** What the task asks **
Skip the pictures. Repeat everything else in the records word for word.

======

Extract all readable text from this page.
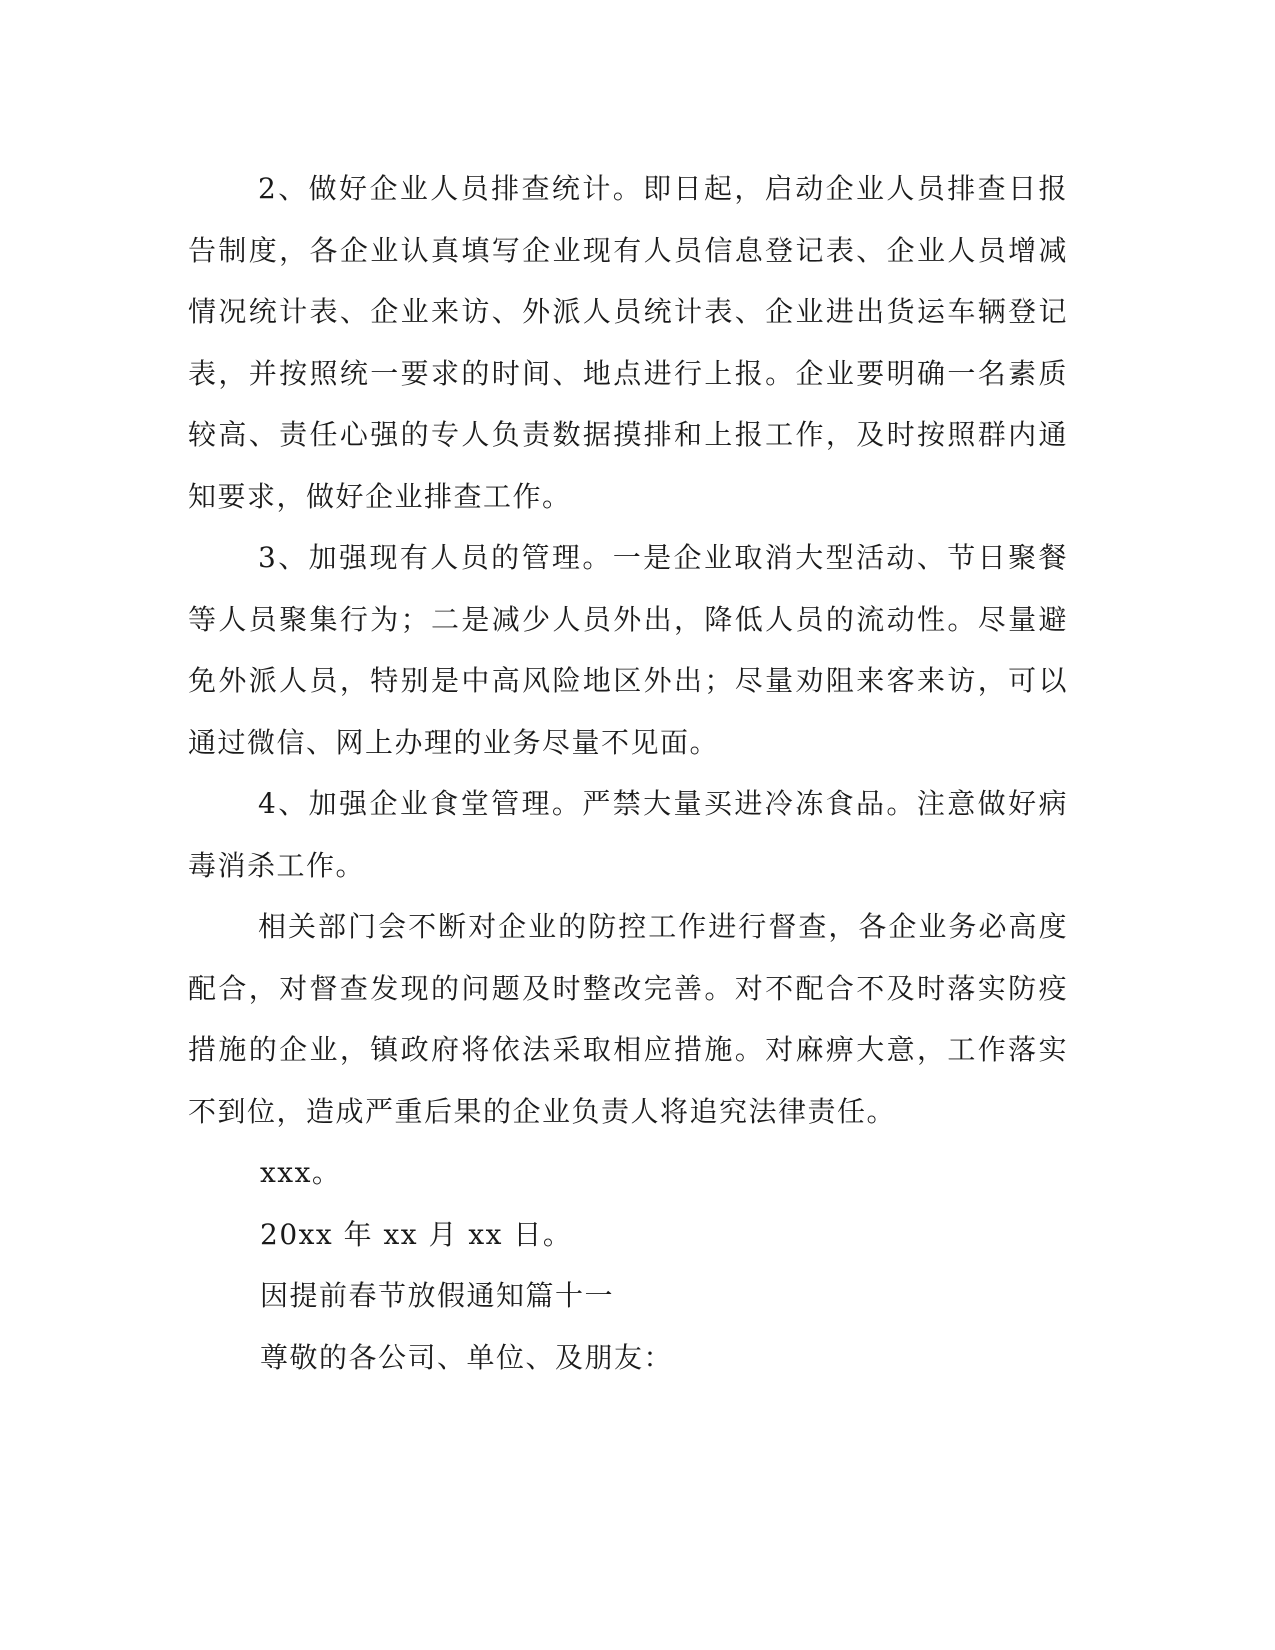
2、做好企业人员排查统计。即日起，启动企业人员排查日报告制度，各企业认真填写企业现有人员信息登记表、企业人员增减情况统计表、企业来访、外派人员统计表、企业进出货运车辆登记表，并按照统一要求的时间、地点进行上报。企业要明确一名素质较高、责任心强的专人负责数据摸排和上报工作，及时按照群内通知要求，做好企业排查工作。

3、加强现有人员的管理。一是企业取消大型活动、节日聚餐等人员聚集行为；二是减少人员外出，降低人员的流动性。尽量避免外派人员，特别是中高风险地区外出；尽量劝阻来客来访，可以通过微信、网上办理的业务尽量不见面。

4、加强企业食堂管理。严禁大量买进冷冻食品。注意做好病毒消杀工作。

相关部门会不断对企业的防控工作进行督查，各企业务必高度配合，对督查发现的问题及时整改完善。对不配合不及时落实防疫措施的企业，镇政府将依法采取相应措施。对麻痹大意，工作落实不到位，造成严重后果的企业负责人将追究法律责任。

xxx。

20xx 年 xx 月 xx 日。

因提前春节放假通知篇十一

尊敬的各公司、单位、及朋友：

======

** Solution for this exercise **
Extract all readable text from this page.
2、做好企业人员排查统计。即日起，启动企业人员排查日报告制度，各企业认真填写企业现有人员信息登记表、企业人员增减情况统计表、企业来访、外派人员统计表、企业进出货运车辆登记表，并按照统一要求的时间、地点进行上报。企业要明确一名素质较高、责任心强的专人负责数据摸排和上报工作，及时按照群内通知要求，做好企业排查工作。

3、加强现有人员的管理。一是企业取消大型活动、节日聚餐等人员聚集行为；二是减少人员外出，降低人员的流动性。尽量避免外派人员，特别是中高风险地区外出；尽量劝阻来客来访，可以通过微信、网上办理的业务尽量不见面。

4、加强企业食堂管理。严禁大量买进冷冻食品。注意做好病毒消杀工作。

相关部门会不断对企业的防控工作进行督查，各企业务必高度配合，对督查发现的问题及时整改完善。对不配合不及时落实防疫措施的企业，镇政府将依法采取相应措施。对麻痹大意，工作落实不到位，造成严重后果的企业负责人将追究法律责任。

xxx。

20xx 年 xx 月 xx 日。

因提前春节放假通知篇十一

尊敬的各公司、单位、及朋友：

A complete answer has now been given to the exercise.